DIRECTION - Retype all the records with nothing changed.

Items from a dataset -
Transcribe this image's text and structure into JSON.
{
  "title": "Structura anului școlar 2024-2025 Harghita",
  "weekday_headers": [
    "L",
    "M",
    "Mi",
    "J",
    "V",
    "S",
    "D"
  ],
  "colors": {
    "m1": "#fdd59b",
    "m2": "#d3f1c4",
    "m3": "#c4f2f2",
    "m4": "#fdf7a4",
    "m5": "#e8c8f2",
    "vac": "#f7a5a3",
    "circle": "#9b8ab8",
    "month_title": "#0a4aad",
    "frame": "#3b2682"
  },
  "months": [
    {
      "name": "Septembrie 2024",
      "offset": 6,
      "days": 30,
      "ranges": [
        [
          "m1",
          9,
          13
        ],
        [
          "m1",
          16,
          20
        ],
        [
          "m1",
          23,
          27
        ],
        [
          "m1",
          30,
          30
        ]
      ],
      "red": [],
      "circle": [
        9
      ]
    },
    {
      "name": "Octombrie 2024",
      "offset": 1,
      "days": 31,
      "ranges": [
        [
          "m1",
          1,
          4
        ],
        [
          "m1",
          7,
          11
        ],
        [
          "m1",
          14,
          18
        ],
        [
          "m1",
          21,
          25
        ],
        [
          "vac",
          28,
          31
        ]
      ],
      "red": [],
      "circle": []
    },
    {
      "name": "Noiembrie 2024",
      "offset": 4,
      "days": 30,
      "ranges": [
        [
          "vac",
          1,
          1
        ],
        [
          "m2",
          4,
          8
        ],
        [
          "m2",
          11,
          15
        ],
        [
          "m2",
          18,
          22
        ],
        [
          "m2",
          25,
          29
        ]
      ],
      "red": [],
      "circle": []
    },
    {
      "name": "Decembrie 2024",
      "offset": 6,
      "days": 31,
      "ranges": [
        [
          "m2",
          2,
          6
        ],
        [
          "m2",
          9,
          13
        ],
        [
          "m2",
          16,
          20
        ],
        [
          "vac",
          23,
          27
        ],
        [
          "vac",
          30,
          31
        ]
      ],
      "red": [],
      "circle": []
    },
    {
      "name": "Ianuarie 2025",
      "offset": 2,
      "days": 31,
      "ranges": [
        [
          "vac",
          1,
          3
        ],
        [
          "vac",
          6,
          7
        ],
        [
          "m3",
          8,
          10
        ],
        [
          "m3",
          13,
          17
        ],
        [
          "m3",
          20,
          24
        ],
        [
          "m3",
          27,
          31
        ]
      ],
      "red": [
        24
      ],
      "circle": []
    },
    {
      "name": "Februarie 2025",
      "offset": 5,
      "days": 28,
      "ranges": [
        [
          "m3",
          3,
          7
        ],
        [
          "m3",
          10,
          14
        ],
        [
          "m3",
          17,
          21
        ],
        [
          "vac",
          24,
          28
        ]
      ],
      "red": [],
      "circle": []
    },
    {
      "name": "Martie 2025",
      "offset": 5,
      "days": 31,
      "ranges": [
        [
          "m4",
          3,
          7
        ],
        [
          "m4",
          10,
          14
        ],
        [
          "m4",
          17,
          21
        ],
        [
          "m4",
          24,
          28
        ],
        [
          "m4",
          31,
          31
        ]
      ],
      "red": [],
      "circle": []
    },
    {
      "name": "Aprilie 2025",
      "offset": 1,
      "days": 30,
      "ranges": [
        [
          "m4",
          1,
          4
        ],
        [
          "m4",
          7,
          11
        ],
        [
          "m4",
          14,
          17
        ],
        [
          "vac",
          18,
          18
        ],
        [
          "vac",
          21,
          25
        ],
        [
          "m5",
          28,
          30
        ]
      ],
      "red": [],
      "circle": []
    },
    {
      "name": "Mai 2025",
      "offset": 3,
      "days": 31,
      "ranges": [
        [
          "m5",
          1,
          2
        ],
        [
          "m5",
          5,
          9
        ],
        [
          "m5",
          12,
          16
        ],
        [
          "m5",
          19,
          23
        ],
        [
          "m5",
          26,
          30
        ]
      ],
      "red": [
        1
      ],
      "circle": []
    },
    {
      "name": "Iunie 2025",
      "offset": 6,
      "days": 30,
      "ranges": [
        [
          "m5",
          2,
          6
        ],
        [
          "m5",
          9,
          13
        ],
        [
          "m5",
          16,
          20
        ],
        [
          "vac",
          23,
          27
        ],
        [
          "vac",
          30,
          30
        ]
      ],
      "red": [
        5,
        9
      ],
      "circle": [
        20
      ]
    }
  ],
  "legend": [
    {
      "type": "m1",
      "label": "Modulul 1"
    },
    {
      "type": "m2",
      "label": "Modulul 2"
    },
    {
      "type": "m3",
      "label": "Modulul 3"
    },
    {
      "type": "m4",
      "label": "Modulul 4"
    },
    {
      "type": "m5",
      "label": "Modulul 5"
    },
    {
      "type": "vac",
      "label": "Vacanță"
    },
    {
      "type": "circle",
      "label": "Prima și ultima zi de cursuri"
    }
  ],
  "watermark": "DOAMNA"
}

RESPONSE -
Transcribe this image's text and structure into JSON.
{
  "title": "Structura anului școlar 2024-2025 Harghita",
  "weekday_headers": [
    "L",
    "M",
    "Mi",
    "J",
    "V",
    "S",
    "D"
  ],
  "colors": {
    "m1": "#fdd59b",
    "m2": "#d3f1c4",
    "m3": "#c4f2f2",
    "m4": "#fdf7a4",
    "m5": "#e8c8f2",
    "vac": "#f7a5a3",
    "circle": "#9b8ab8",
    "month_title": "#0a4aad",
    "frame": "#3b2682"
  },
  "months": [
    {
      "name": "Septembrie 2024",
      "offset": 6,
      "days": 30,
      "ranges": [
        [
          "m1",
          9,
          13
        ],
        [
          "m1",
          16,
          20
        ],
        [
          "m1",
          23,
          27
        ],
        [
          "m1",
          30,
          30
        ]
      ],
      "red": [],
      "circle": [
        9
      ]
    },
    {
      "name": "Octombrie 2024",
      "offset": 1,
      "days": 31,
      "ranges": [
        [
          "m1",
          1,
          4
        ],
        [
          "m1",
          7,
          11
        ],
        [
          "m1",
          14,
          18
        ],
        [
          "m1",
          21,
          25
        ],
        [
          "vac",
          28,
          31
        ]
      ],
      "red": [],
      "circle": []
    },
    {
      "name": "Noiembrie 2024",
      "offset": 4,
      "days": 30,
      "ranges": [
        [
          "vac",
          1,
          1
        ],
        [
          "m2",
          4,
          8
        ],
        [
          "m2",
          11,
          15
        ],
        [
          "m2",
          18,
          22
        ],
        [
          "m2",
          25,
          29
        ]
      ],
      "red": [],
      "circle": []
    },
    {
      "name": "Decembrie 2024",
      "offset": 6,
      "days": 31,
      "ranges": [
        [
          "m2",
          2,
          6
        ],
        [
          "m2",
          9,
          13
        ],
        [
          "m2",
          16,
          20
        ],
        [
          "vac",
          23,
          27
        ],
        [
          "vac",
          30,
          31
        ]
      ],
      "red": [],
      "circle": []
    },
    {
      "name": "Ianuarie 2025",
      "offset": 2,
      "days": 31,
      "ranges": [
        [
          "vac",
          1,
          3
        ],
        [
          "vac",
          6,
          7
        ],
        [
          "m3",
          8,
          10
        ],
        [
          "m3",
          13,
          17
        ],
        [
          "m3",
          20,
          24
        ],
        [
          "m3",
          27,
          31
        ]
      ],
      "red": [
        24
      ],
      "circle": []
    },
    {
      "name": "Februarie 2025",
      "offset": 5,
      "days": 28,
      "ranges": [
        [
          "m3",
          3,
          7
        ],
        [
          "m3",
          10,
          14
        ],
        [
          "m3",
          17,
          21
        ],
        [
          "vac",
          24,
          28
        ]
      ],
      "red": [],
      "circle": []
    },
    {
      "name": "Martie 2025",
      "offset": 5,
      "days": 31,
      "ranges": [
        [
          "m4",
          3,
          7
        ],
        [
          "m4",
          10,
          14
        ],
        [
          "m4",
          17,
          21
        ],
        [
          "m4",
          24,
          28
        ],
        [
          "m4",
          31,
          31
        ]
      ],
      "red": [],
      "circle": []
    },
    {
      "name": "Aprilie 2025",
      "offset": 1,
      "days": 30,
      "ranges": [
        [
          "m4",
          1,
          4
        ],
        [
          "m4",
          7,
          11
        ],
        [
          "m4",
          14,
          17
        ],
        [
          "vac",
          18,
          18
        ],
        [
          "vac",
          21,
          25
        ],
        [
          "m5",
          28,
          30
        ]
      ],
      "red": [],
      "circle": []
    },
    {
      "name": "Mai 2025",
      "offset": 3,
      "days": 31,
      "ranges": [
        [
          "m5",
          1,
          2
        ],
        [
          "m5",
          5,
          9
        ],
        [
          "m5",
          12,
          16
        ],
        [
          "m5",
          19,
          23
        ],
        [
          "m5",
          26,
          30
        ]
      ],
      "red": [
        1
      ],
      "circle": []
    },
    {
      "name": "Iunie 2025",
      "offset": 6,
      "days": 30,
      "ranges": [
        [
          "m5",
          2,
          6
        ],
        [
          "m5",
          9,
          13
        ],
        [
          "m5",
          16,
          20
        ],
        [
          "vac",
          23,
          27
        ],
        [
          "vac",
          30,
          30
        ]
      ],
      "red": [
        5,
        9
      ],
      "circle": [
        20
      ]
    }
  ],
  "legend": [
    {
      "type": "m1",
      "label": "Modulul 1"
    },
    {
      "type": "m2",
      "label": "Modulul 2"
    },
    {
      "type": "m3",
      "label": "Modulul 3"
    },
    {
      "type": "m4",
      "label": "Modulul 4"
    },
    {
      "type": "m5",
      "label": "Modulul 5"
    },
    {
      "type": "vac",
      "label": "Vacanță"
    },
    {
      "type": "circle",
      "label": "Prima și ultima zi de cursuri"
    }
  ],
  "watermark": "DOAMNA"
}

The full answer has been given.